BEGIN Extracted information

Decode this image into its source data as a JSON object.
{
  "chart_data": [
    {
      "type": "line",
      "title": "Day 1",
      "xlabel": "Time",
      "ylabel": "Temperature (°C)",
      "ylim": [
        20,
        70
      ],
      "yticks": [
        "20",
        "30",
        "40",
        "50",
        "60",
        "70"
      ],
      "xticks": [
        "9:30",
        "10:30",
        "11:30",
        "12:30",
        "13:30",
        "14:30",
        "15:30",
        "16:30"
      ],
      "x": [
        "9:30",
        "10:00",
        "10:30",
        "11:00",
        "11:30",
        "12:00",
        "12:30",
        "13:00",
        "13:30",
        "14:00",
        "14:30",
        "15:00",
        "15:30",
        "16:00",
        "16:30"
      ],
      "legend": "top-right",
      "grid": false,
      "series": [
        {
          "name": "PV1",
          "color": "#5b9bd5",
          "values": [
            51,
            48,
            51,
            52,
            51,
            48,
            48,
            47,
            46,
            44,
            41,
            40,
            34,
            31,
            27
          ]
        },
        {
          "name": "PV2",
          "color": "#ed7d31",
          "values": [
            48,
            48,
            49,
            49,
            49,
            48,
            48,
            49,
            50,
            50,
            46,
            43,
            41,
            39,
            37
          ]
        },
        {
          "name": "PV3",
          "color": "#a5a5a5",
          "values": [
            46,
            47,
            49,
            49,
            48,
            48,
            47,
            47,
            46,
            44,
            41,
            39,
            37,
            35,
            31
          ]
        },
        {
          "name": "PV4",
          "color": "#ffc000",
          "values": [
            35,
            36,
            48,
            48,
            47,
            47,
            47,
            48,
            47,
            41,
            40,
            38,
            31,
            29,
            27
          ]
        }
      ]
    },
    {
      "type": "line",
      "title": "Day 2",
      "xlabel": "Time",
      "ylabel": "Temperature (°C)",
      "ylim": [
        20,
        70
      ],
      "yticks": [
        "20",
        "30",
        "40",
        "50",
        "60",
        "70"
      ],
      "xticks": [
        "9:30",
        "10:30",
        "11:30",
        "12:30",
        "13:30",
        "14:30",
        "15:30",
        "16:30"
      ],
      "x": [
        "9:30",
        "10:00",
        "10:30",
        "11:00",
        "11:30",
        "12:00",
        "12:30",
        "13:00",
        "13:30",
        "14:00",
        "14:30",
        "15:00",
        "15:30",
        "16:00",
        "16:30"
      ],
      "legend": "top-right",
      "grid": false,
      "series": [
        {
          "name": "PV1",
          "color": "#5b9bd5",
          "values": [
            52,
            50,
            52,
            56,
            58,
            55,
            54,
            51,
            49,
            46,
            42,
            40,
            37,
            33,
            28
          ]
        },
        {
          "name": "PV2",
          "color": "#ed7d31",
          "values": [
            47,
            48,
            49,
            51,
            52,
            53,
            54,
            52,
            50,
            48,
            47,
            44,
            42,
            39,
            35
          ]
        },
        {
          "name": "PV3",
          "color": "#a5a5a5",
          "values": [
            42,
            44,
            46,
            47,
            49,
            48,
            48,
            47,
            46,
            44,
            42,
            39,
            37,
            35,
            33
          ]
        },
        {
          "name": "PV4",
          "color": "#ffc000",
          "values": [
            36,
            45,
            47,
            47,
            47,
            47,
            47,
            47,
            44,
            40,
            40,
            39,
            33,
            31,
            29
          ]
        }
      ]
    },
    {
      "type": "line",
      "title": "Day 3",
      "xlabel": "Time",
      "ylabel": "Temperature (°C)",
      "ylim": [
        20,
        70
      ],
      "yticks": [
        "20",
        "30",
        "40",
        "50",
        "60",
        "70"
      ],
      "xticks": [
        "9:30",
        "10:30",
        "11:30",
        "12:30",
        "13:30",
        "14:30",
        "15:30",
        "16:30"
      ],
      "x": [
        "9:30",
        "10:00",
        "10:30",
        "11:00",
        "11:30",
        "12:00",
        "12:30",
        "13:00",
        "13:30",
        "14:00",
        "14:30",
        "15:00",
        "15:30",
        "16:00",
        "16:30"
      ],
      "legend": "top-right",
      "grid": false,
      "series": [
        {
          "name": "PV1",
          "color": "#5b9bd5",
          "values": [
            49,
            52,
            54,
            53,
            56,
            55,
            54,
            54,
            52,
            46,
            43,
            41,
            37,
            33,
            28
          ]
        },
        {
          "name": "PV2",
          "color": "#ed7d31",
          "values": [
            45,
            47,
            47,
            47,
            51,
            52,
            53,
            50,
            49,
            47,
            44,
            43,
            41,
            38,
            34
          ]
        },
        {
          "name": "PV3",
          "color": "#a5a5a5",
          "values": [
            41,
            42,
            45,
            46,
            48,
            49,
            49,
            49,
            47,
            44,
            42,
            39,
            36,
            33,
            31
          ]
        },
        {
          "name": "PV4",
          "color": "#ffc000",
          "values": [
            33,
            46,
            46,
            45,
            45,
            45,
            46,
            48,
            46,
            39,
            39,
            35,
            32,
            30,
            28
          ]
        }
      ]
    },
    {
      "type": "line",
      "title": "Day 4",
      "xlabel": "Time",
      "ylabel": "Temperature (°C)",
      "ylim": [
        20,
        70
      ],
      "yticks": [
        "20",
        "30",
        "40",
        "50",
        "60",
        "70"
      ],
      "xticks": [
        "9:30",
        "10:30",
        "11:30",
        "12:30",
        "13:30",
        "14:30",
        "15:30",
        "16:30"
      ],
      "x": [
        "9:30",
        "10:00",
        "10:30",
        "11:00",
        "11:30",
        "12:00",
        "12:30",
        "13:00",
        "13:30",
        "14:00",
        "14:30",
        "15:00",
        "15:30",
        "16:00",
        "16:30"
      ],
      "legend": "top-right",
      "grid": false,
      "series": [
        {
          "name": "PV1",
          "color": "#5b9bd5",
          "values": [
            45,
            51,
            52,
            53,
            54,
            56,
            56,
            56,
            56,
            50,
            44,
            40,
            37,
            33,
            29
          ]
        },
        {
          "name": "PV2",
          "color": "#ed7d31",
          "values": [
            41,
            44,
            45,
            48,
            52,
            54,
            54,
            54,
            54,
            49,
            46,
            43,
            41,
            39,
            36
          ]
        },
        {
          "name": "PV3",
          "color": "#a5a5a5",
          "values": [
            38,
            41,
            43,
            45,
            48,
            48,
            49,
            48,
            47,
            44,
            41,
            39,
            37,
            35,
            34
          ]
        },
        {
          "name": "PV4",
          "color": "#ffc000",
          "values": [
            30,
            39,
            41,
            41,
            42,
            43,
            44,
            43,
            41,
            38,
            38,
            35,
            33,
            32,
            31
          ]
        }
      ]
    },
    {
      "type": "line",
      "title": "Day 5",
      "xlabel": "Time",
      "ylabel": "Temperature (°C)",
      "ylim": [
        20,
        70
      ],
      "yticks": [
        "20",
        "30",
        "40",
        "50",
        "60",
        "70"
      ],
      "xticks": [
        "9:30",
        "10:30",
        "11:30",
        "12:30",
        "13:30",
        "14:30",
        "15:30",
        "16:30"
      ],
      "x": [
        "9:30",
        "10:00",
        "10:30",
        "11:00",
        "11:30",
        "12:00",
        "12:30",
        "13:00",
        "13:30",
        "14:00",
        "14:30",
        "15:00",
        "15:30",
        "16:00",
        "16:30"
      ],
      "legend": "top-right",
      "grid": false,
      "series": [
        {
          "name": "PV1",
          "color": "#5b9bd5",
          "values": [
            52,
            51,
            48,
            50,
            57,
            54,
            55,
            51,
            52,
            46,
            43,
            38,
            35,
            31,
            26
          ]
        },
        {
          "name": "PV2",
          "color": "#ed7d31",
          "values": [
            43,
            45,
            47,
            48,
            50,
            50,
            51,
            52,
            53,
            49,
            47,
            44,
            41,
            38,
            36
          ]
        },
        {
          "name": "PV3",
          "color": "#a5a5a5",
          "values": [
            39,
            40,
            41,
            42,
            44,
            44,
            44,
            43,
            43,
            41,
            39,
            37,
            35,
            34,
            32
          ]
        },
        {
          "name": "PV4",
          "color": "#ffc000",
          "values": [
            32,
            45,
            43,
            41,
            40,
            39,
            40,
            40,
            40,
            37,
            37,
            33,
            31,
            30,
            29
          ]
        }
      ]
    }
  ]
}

END Extracted information

Task brief:
Pull out every line in the material above where "title" occurs.

Exercise solution:
      "title": "Day 1",
      "title": "Day 2",
      "title": "Day 3",
      "title": "Day 4",
      "title": "Day 5",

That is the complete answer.